>> START Dataset excerpts

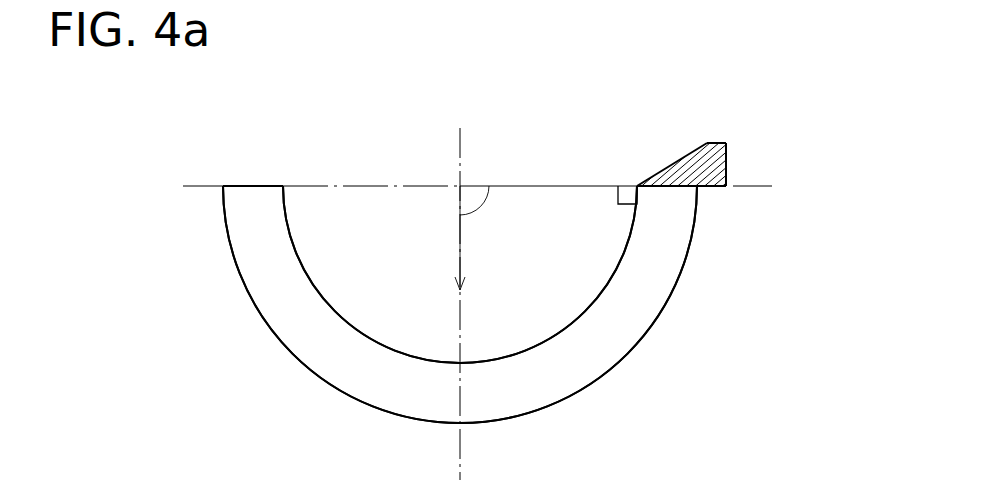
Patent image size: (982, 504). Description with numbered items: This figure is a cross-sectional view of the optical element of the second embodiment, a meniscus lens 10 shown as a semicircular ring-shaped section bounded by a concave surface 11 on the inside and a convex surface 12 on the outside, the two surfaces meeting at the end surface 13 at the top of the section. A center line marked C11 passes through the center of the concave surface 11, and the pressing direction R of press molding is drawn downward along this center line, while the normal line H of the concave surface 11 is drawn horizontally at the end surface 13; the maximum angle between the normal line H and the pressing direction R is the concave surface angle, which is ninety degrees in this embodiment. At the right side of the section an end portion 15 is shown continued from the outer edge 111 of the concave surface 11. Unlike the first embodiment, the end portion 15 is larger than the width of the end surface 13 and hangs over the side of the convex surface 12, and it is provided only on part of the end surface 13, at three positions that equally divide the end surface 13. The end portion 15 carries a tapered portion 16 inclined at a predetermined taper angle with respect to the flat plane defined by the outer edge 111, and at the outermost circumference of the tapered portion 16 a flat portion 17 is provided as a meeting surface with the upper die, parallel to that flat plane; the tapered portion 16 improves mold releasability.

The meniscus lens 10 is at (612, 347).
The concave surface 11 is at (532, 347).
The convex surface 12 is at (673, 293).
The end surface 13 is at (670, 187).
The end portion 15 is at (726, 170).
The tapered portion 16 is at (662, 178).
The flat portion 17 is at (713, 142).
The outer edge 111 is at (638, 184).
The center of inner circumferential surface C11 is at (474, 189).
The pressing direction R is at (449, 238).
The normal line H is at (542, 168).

>> END Dataset excerpts
>> START Dataset excerpts

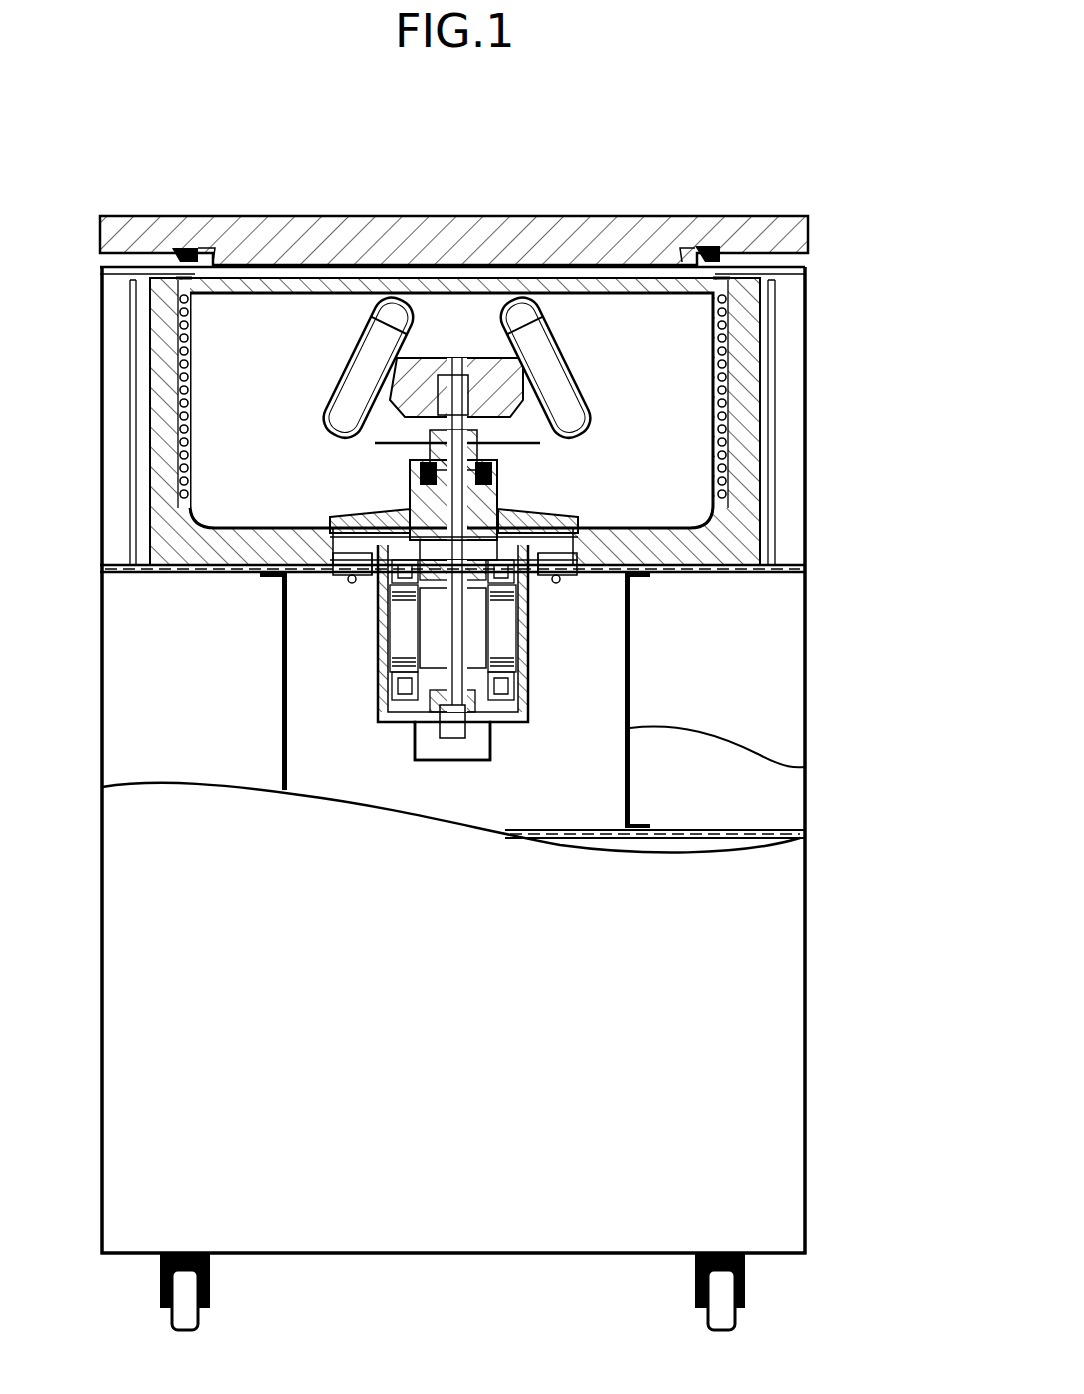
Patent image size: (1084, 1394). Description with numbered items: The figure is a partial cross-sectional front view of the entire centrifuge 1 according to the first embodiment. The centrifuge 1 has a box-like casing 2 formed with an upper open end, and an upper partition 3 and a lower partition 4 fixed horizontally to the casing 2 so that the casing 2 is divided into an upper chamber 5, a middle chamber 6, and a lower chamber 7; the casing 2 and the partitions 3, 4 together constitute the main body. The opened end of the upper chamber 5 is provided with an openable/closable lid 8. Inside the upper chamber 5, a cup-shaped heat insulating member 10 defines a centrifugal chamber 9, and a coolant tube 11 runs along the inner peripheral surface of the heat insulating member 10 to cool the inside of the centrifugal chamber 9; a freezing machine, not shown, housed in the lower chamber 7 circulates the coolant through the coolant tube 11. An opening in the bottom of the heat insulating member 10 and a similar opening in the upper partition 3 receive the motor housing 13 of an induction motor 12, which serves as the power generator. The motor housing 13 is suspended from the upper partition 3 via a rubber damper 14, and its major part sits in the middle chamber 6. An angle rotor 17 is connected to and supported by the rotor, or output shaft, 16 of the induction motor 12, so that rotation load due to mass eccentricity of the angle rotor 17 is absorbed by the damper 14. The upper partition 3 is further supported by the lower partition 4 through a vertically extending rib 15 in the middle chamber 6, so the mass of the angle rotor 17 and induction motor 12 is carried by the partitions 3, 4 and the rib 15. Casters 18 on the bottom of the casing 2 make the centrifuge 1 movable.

>> END Dataset excerpts

_Problem to work on_:
Copy out, word for word, the lines from the one containing "Patent image size: (982, 504)." to the one containing "The tapered portion 16 is at (662, 178).", including both of those lines.

_Final result_:
Patent image size: (982, 504). Description with numbered items: This figure is a cross-sectional view of the optical element of the second embodiment, a meniscus lens 10 shown as a semicircular ring-shaped section bounded by a concave surface 11 on the inside and a convex surface 12 on the outside, the two surfaces meeting at the end surface 13 at the top of the section. A center line marked C11 passes through the center of the concave surface 11, and the pressing direction R of press molding is drawn downward along this center line, while the normal line H of the concave surface 11 is drawn horizontally at the end surface 13; the maximum angle between the normal line H and the pressing direction R is the concave surface angle, which is ninety degrees in this embodiment. At the right side of the section an end portion 15 is shown continued from the outer edge 111 of the concave surface 11. Unlike the first embodiment, the end portion 15 is larger than the width of the end surface 13 and hangs over the side of the convex surface 12, and it is provided only on part of the end surface 13, at three positions that equally divide the end surface 13. The end portion 15 carries a tapered portion 16 inclined at a predetermined taper angle with respect to the flat plane defined by the outer edge 111, and at the outermost circumference of the tapered portion 16 a flat portion 17 is provided as a meeting surface with the upper die, parallel to that flat plane; the tapered portion 16 improves mold releasability.

The meniscus lens 10 is at (612, 347).
The concave surface 11 is at (532, 347).
The convex surface 12 is at (673, 293).
The end surface 13 is at (670, 187).
The end portion 15 is at (726, 170).
The tapered portion 16 is at (662, 178).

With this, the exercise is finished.